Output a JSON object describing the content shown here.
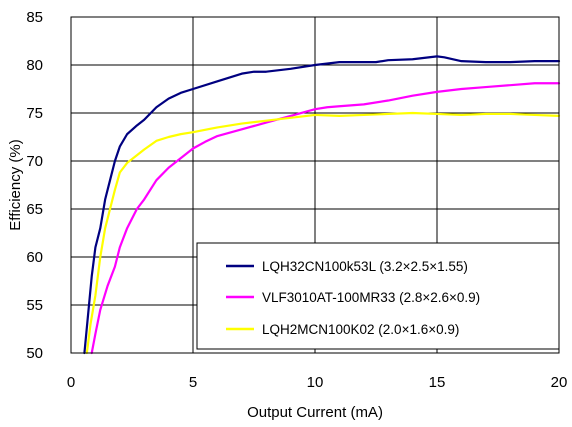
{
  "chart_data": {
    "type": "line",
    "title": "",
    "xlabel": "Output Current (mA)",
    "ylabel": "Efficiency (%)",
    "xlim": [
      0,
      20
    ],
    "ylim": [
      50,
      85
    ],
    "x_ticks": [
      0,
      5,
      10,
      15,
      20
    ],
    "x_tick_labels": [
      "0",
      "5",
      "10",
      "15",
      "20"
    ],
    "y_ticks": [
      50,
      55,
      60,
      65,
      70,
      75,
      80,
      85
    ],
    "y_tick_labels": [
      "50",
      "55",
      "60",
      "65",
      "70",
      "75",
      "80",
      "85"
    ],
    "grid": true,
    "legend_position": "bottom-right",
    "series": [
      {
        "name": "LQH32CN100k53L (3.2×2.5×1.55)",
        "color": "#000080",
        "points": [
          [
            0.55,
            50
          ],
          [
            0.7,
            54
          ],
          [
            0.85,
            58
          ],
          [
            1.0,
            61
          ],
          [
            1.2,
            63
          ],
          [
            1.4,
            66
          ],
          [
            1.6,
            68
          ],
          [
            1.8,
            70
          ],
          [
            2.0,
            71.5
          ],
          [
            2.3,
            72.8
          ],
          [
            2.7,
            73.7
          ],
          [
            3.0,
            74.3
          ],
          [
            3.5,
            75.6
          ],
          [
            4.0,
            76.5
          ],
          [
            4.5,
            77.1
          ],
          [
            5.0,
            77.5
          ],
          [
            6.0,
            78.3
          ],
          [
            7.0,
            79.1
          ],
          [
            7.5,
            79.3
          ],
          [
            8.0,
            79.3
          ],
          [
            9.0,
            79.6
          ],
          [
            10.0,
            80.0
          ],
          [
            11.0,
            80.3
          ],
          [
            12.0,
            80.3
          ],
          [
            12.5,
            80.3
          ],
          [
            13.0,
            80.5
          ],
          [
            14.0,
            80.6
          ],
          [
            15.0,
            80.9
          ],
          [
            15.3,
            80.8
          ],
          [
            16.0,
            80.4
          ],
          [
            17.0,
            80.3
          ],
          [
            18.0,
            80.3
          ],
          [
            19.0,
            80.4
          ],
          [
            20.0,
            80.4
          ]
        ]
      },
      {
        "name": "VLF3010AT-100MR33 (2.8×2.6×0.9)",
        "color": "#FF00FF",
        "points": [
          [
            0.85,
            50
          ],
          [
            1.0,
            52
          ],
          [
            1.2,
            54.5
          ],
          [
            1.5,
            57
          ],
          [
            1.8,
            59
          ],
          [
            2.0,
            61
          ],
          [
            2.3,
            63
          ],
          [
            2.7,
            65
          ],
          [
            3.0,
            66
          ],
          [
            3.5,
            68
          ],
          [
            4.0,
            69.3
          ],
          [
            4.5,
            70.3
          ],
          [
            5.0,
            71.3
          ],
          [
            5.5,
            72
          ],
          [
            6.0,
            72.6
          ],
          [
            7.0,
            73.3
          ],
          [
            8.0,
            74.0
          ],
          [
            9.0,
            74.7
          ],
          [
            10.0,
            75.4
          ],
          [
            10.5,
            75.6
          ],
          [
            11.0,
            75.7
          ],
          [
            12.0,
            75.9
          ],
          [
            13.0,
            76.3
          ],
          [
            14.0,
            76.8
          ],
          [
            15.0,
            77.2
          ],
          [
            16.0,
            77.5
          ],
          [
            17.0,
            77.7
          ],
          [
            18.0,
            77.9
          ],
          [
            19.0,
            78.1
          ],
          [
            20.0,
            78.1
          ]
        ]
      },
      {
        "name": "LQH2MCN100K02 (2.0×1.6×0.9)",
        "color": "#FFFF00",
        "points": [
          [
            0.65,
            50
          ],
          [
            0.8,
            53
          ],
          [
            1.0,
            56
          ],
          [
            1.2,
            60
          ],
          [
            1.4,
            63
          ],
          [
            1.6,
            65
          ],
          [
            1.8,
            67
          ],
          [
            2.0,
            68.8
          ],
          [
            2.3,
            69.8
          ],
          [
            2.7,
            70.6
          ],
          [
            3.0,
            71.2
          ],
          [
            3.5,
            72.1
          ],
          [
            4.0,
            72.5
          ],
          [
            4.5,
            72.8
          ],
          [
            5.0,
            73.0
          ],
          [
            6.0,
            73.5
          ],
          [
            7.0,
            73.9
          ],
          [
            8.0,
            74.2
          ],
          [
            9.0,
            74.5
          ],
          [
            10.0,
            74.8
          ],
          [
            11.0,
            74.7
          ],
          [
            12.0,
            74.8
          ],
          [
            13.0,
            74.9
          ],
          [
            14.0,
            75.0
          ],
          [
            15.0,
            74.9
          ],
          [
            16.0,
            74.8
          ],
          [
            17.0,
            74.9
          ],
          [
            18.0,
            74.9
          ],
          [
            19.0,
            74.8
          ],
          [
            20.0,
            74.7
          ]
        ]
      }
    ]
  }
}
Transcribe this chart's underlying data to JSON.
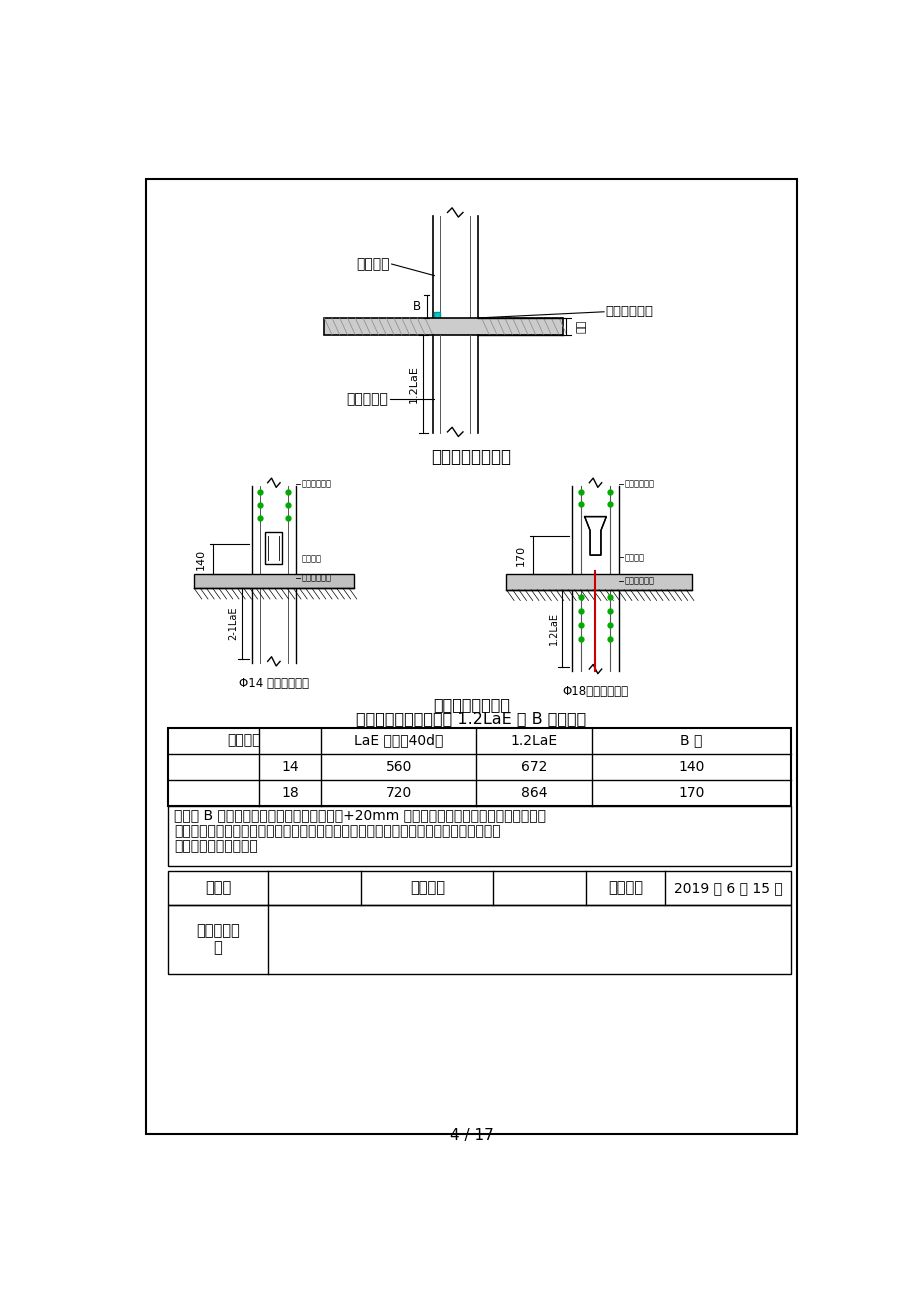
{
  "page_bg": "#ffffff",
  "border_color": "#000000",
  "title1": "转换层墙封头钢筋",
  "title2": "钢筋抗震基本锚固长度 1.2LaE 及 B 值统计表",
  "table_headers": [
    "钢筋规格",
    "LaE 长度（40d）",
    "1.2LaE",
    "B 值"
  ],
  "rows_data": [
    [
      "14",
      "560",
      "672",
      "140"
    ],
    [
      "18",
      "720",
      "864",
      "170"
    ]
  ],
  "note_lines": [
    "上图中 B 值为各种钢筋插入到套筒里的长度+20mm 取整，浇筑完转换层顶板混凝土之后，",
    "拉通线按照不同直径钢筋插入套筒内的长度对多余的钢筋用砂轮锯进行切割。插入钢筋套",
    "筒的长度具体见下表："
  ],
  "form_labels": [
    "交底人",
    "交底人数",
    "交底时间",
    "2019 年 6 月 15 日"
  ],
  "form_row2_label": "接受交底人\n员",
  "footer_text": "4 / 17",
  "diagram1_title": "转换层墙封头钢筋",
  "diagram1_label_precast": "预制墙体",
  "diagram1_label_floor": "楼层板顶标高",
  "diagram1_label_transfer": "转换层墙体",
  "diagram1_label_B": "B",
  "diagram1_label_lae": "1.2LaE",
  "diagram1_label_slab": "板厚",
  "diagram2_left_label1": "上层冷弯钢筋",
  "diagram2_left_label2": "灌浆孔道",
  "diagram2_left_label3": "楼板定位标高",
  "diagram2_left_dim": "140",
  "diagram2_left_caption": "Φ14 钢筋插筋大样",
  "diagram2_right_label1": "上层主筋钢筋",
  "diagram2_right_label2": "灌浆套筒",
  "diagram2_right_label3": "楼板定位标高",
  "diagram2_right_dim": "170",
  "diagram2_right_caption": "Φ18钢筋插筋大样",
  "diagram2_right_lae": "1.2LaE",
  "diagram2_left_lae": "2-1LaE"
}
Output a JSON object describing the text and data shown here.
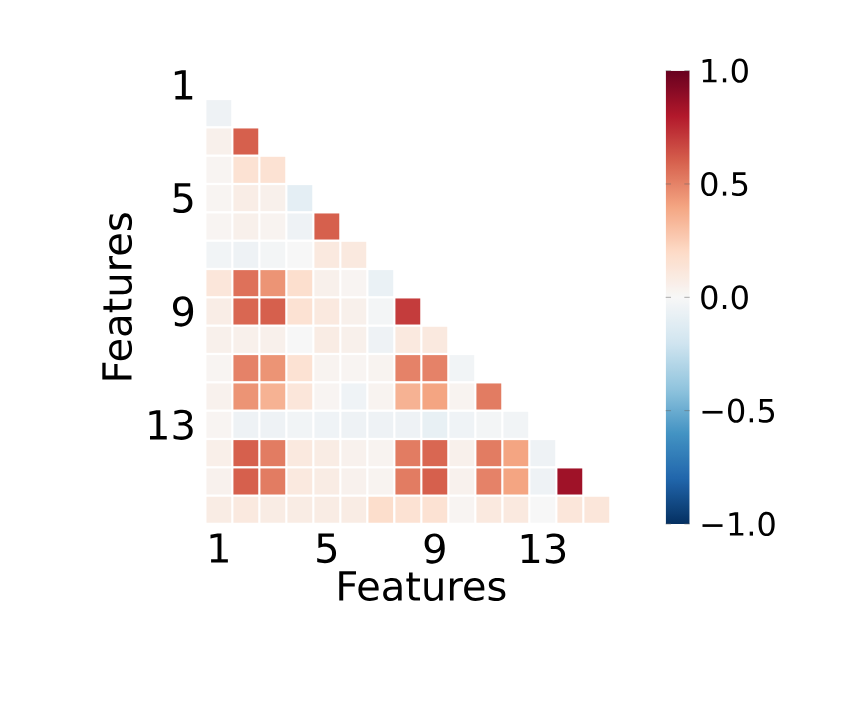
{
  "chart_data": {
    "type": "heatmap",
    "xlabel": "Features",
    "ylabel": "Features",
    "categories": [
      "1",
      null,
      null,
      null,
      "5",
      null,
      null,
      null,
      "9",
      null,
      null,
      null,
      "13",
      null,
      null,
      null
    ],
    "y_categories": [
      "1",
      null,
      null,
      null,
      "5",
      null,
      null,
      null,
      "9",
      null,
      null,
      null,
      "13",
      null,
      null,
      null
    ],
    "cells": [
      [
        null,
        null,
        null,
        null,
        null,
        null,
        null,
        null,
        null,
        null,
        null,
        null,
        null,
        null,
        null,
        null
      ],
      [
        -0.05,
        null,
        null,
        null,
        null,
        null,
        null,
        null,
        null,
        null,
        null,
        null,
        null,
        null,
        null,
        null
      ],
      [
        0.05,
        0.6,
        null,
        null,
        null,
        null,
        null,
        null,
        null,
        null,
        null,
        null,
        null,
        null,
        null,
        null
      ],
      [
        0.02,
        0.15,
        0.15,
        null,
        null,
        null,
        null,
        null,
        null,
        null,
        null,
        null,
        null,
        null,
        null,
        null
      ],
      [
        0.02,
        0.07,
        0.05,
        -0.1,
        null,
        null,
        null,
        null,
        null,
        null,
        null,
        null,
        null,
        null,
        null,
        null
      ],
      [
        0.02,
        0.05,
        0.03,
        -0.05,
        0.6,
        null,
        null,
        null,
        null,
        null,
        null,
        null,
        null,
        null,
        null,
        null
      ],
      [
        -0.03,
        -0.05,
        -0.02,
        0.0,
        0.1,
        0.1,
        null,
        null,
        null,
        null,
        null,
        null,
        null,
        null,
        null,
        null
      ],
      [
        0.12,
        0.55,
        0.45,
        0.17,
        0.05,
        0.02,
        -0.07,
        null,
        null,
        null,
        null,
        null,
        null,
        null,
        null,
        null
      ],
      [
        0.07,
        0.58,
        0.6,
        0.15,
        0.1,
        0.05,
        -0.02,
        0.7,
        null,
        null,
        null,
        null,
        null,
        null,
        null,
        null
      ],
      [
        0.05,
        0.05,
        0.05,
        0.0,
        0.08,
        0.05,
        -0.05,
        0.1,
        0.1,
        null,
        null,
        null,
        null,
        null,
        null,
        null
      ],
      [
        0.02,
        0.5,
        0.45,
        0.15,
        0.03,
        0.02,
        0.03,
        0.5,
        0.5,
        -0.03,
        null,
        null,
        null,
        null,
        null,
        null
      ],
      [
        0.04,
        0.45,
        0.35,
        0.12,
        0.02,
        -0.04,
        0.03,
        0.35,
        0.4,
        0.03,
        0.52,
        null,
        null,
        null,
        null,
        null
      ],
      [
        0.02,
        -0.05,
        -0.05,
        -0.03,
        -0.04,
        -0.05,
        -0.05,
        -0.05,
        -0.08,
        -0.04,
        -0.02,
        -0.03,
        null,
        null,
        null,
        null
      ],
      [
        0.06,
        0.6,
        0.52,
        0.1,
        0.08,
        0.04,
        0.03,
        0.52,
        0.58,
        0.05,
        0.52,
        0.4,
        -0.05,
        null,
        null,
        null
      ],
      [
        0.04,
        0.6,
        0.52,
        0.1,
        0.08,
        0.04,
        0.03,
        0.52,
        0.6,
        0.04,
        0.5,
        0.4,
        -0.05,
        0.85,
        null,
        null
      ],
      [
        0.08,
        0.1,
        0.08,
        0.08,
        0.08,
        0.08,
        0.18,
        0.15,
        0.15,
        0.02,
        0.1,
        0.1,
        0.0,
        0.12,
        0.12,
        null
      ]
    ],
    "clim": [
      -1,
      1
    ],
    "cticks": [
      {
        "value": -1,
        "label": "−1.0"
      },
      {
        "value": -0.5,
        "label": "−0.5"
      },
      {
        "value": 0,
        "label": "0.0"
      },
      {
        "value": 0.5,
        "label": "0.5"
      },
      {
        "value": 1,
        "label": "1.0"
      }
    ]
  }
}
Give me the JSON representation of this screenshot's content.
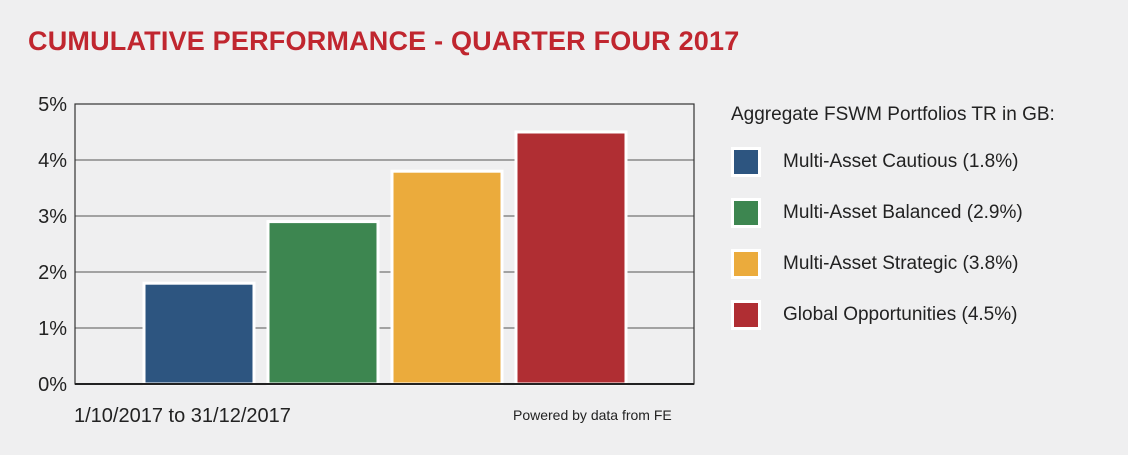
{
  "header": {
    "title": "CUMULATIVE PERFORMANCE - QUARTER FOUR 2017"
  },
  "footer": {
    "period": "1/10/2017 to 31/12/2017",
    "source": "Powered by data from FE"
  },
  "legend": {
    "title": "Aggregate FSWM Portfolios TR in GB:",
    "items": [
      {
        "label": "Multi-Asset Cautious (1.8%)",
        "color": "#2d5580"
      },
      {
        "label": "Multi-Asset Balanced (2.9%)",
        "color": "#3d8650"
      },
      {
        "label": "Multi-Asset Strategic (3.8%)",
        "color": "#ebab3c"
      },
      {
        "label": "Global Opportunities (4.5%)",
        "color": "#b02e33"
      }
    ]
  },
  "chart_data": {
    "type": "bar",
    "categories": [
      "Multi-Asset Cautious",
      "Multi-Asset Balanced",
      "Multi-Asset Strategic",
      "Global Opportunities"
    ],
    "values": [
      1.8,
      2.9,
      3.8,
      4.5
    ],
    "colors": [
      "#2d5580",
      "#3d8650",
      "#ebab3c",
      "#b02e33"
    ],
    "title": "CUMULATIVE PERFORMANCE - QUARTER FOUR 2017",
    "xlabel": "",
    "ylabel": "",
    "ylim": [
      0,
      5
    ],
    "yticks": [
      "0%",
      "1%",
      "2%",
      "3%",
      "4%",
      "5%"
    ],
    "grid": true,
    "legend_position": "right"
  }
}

— Written exercise —
Filter the entries above down to the lines containing the word "QUARTER".

— Output —
    "title": "CUMULATIVE PERFORMANCE - QUARTER FOUR 2017"
    "title": "CUMULATIVE PERFORMANCE - QUARTER FOUR 2017",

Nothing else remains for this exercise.